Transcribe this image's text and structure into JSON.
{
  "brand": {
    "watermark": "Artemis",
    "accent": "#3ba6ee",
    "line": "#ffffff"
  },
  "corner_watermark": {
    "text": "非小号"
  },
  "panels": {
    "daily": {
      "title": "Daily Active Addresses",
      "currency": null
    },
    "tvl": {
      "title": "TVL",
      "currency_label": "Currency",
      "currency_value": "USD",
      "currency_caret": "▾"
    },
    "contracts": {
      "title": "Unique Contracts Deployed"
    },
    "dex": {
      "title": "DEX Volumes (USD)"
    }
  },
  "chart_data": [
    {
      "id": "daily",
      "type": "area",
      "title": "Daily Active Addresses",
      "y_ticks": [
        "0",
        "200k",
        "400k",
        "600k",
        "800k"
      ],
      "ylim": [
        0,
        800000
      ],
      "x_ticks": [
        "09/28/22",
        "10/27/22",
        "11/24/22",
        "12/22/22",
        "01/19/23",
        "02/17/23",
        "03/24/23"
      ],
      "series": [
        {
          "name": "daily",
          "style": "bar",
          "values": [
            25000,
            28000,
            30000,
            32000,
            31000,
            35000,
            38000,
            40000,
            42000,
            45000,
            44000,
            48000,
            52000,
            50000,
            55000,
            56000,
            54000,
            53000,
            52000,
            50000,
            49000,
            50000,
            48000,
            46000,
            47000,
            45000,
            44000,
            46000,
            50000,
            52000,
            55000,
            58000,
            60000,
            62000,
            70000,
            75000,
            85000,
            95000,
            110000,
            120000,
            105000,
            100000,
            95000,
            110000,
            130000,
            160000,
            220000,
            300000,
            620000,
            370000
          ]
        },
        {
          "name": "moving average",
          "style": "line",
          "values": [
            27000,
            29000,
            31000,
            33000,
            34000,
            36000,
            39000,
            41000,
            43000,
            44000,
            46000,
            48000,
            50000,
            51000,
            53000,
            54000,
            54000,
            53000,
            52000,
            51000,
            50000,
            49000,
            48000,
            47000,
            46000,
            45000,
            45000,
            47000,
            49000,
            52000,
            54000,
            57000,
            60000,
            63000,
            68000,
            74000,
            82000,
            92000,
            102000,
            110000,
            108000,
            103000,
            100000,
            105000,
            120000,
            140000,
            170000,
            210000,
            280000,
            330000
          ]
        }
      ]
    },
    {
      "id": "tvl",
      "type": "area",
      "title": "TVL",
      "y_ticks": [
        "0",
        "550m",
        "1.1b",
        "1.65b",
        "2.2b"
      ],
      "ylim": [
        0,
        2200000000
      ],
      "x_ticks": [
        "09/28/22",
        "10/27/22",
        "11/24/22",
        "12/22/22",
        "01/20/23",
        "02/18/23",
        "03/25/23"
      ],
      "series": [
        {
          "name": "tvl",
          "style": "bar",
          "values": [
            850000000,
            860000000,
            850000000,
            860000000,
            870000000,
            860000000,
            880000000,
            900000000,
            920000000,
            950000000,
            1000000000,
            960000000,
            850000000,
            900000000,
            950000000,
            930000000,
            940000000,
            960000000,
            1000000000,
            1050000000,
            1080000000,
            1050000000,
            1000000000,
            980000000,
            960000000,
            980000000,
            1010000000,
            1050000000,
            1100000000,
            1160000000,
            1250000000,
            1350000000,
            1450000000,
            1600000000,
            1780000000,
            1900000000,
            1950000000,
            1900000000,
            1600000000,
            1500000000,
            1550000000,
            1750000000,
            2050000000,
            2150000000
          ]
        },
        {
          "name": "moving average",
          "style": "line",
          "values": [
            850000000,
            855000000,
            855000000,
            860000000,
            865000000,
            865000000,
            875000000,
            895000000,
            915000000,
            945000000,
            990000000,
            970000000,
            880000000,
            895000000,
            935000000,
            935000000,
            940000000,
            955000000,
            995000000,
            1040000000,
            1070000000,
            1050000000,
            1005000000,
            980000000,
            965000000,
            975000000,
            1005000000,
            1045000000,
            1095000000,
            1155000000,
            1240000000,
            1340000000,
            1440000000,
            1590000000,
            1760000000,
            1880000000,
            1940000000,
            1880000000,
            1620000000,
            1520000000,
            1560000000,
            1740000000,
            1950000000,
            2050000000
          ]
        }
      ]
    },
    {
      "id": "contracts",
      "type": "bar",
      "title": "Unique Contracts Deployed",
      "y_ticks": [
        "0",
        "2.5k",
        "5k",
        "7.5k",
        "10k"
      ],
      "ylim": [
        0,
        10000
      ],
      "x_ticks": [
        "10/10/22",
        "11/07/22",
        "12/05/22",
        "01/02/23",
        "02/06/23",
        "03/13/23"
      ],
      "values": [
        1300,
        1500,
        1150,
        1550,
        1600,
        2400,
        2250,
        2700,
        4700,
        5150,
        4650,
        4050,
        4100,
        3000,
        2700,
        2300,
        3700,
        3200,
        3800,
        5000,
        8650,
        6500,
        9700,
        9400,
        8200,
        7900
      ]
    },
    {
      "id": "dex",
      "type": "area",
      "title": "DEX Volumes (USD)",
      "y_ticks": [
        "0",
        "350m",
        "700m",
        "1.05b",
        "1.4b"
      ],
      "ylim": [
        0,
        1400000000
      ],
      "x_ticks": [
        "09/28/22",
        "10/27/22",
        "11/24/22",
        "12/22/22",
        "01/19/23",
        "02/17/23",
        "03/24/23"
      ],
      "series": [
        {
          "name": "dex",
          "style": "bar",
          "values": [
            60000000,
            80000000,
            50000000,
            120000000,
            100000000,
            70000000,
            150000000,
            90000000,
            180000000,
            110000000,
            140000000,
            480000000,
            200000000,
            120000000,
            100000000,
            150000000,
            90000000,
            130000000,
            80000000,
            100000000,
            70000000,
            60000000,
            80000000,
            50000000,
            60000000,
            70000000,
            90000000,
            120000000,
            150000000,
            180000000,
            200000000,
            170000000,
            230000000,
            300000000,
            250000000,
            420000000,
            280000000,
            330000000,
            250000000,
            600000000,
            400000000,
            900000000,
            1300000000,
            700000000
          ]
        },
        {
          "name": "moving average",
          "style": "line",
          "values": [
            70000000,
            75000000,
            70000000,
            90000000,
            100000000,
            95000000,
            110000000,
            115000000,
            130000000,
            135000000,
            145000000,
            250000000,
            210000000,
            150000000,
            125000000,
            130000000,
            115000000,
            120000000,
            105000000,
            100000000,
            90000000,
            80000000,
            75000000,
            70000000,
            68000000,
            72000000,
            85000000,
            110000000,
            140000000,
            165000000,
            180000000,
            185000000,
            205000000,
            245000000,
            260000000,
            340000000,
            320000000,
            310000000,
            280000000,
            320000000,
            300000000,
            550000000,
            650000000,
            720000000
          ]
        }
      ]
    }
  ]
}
=====
## Goal of the exercise
Type out all of the material again, word for word.

## Final result
Transcribe this image's text and structure into JSON.
{
  "brand": {
    "watermark": "Artemis",
    "accent": "#3ba6ee",
    "line": "#ffffff"
  },
  "corner_watermark": {
    "text": "非小号"
  },
  "panels": {
    "daily": {
      "title": "Daily Active Addresses",
      "currency": null
    },
    "tvl": {
      "title": "TVL",
      "currency_label": "Currency",
      "currency_value": "USD",
      "currency_caret": "▾"
    },
    "contracts": {
      "title": "Unique Contracts Deployed"
    },
    "dex": {
      "title": "DEX Volumes (USD)"
    }
  },
  "chart_data": [
    {
      "id": "daily",
      "type": "area",
      "title": "Daily Active Addresses",
      "y_ticks": [
        "0",
        "200k",
        "400k",
        "600k",
        "800k"
      ],
      "ylim": [
        0,
        800000
      ],
      "x_ticks": [
        "09/28/22",
        "10/27/22",
        "11/24/22",
        "12/22/22",
        "01/19/23",
        "02/17/23",
        "03/24/23"
      ],
      "series": [
        {
          "name": "daily",
          "style": "bar",
          "values": [
            25000,
            28000,
            30000,
            32000,
            31000,
            35000,
            38000,
            40000,
            42000,
            45000,
            44000,
            48000,
            52000,
            50000,
            55000,
            56000,
            54000,
            53000,
            52000,
            50000,
            49000,
            50000,
            48000,
            46000,
            47000,
            45000,
            44000,
            46000,
            50000,
            52000,
            55000,
            58000,
            60000,
            62000,
            70000,
            75000,
            85000,
            95000,
            110000,
            120000,
            105000,
            100000,
            95000,
            110000,
            130000,
            160000,
            220000,
            300000,
            620000,
            370000
          ]
        },
        {
          "name": "moving average",
          "style": "line",
          "values": [
            27000,
            29000,
            31000,
            33000,
            34000,
            36000,
            39000,
            41000,
            43000,
            44000,
            46000,
            48000,
            50000,
            51000,
            53000,
            54000,
            54000,
            53000,
            52000,
            51000,
            50000,
            49000,
            48000,
            47000,
            46000,
            45000,
            45000,
            47000,
            49000,
            52000,
            54000,
            57000,
            60000,
            63000,
            68000,
            74000,
            82000,
            92000,
            102000,
            110000,
            108000,
            103000,
            100000,
            105000,
            120000,
            140000,
            170000,
            210000,
            280000,
            330000
          ]
        }
      ]
    },
    {
      "id": "tvl",
      "type": "area",
      "title": "TVL",
      "y_ticks": [
        "0",
        "550m",
        "1.1b",
        "1.65b",
        "2.2b"
      ],
      "ylim": [
        0,
        2200000000
      ],
      "x_ticks": [
        "09/28/22",
        "10/27/22",
        "11/24/22",
        "12/22/22",
        "01/20/23",
        "02/18/23",
        "03/25/23"
      ],
      "series": [
        {
          "name": "tvl",
          "style": "bar",
          "values": [
            850000000,
            860000000,
            850000000,
            860000000,
            870000000,
            860000000,
            880000000,
            900000000,
            920000000,
            950000000,
            1000000000,
            960000000,
            850000000,
            900000000,
            950000000,
            930000000,
            940000000,
            960000000,
            1000000000,
            1050000000,
            1080000000,
            1050000000,
            1000000000,
            980000000,
            960000000,
            980000000,
            1010000000,
            1050000000,
            1100000000,
            1160000000,
            1250000000,
            1350000000,
            1450000000,
            1600000000,
            1780000000,
            1900000000,
            1950000000,
            1900000000,
            1600000000,
            1500000000,
            1550000000,
            1750000000,
            2050000000,
            2150000000
          ]
        },
        {
          "name": "moving average",
          "style": "line",
          "values": [
            850000000,
            855000000,
            855000000,
            860000000,
            865000000,
            865000000,
            875000000,
            895000000,
            915000000,
            945000000,
            990000000,
            970000000,
            880000000,
            895000000,
            935000000,
            935000000,
            940000000,
            955000000,
            995000000,
            1040000000,
            1070000000,
            1050000000,
            1005000000,
            980000000,
            965000000,
            975000000,
            1005000000,
            1045000000,
            1095000000,
            1155000000,
            1240000000,
            1340000000,
            1440000000,
            1590000000,
            1760000000,
            1880000000,
            1940000000,
            1880000000,
            1620000000,
            1520000000,
            1560000000,
            1740000000,
            1950000000,
            2050000000
          ]
        }
      ]
    },
    {
      "id": "contracts",
      "type": "bar",
      "title": "Unique Contracts Deployed",
      "y_ticks": [
        "0",
        "2.5k",
        "5k",
        "7.5k",
        "10k"
      ],
      "ylim": [
        0,
        10000
      ],
      "x_ticks": [
        "10/10/22",
        "11/07/22",
        "12/05/22",
        "01/02/23",
        "02/06/23",
        "03/13/23"
      ],
      "values": [
        1300,
        1500,
        1150,
        1550,
        1600,
        2400,
        2250,
        2700,
        4700,
        5150,
        4650,
        4050,
        4100,
        3000,
        2700,
        2300,
        3700,
        3200,
        3800,
        5000,
        8650,
        6500,
        9700,
        9400,
        8200,
        7900
      ]
    },
    {
      "id": "dex",
      "type": "area",
      "title": "DEX Volumes (USD)",
      "y_ticks": [
        "0",
        "350m",
        "700m",
        "1.05b",
        "1.4b"
      ],
      "ylim": [
        0,
        1400000000
      ],
      "x_ticks": [
        "09/28/22",
        "10/27/22",
        "11/24/22",
        "12/22/22",
        "01/19/23",
        "02/17/23",
        "03/24/23"
      ],
      "series": [
        {
          "name": "dex",
          "style": "bar",
          "values": [
            60000000,
            80000000,
            50000000,
            120000000,
            100000000,
            70000000,
            150000000,
            90000000,
            180000000,
            110000000,
            140000000,
            480000000,
            200000000,
            120000000,
            100000000,
            150000000,
            90000000,
            130000000,
            80000000,
            100000000,
            70000000,
            60000000,
            80000000,
            50000000,
            60000000,
            70000000,
            90000000,
            120000000,
            150000000,
            180000000,
            200000000,
            170000000,
            230000000,
            300000000,
            250000000,
            420000000,
            280000000,
            330000000,
            250000000,
            600000000,
            400000000,
            900000000,
            1300000000,
            700000000
          ]
        },
        {
          "name": "moving average",
          "style": "line",
          "values": [
            70000000,
            75000000,
            70000000,
            90000000,
            100000000,
            95000000,
            110000000,
            115000000,
            130000000,
            135000000,
            145000000,
            250000000,
            210000000,
            150000000,
            125000000,
            130000000,
            115000000,
            120000000,
            105000000,
            100000000,
            90000000,
            80000000,
            75000000,
            70000000,
            68000000,
            72000000,
            85000000,
            110000000,
            140000000,
            165000000,
            180000000,
            185000000,
            205000000,
            245000000,
            260000000,
            340000000,
            320000000,
            310000000,
            280000000,
            320000000,
            300000000,
            550000000,
            650000000,
            720000000
          ]
        }
      ]
    }
  ]
}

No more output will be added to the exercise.